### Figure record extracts

--------------------

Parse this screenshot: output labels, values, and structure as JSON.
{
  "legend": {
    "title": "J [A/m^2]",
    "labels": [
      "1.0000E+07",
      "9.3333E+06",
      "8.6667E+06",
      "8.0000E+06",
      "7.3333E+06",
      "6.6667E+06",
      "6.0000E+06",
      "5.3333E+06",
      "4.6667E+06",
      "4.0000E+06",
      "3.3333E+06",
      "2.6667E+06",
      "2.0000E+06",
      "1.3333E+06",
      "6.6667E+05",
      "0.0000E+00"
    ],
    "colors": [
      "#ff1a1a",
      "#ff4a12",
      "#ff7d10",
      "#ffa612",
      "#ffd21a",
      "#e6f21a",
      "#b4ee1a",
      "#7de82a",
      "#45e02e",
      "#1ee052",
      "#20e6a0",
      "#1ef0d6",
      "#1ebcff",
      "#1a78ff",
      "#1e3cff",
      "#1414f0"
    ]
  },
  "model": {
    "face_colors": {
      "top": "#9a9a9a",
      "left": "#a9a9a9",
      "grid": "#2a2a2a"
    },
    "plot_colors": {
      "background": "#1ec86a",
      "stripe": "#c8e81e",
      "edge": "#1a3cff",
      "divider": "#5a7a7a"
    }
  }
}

--------------------

### Work to do
What is the number of lines in this material that hold the string "labels"? Answer with that number only.

### Solution to this task
2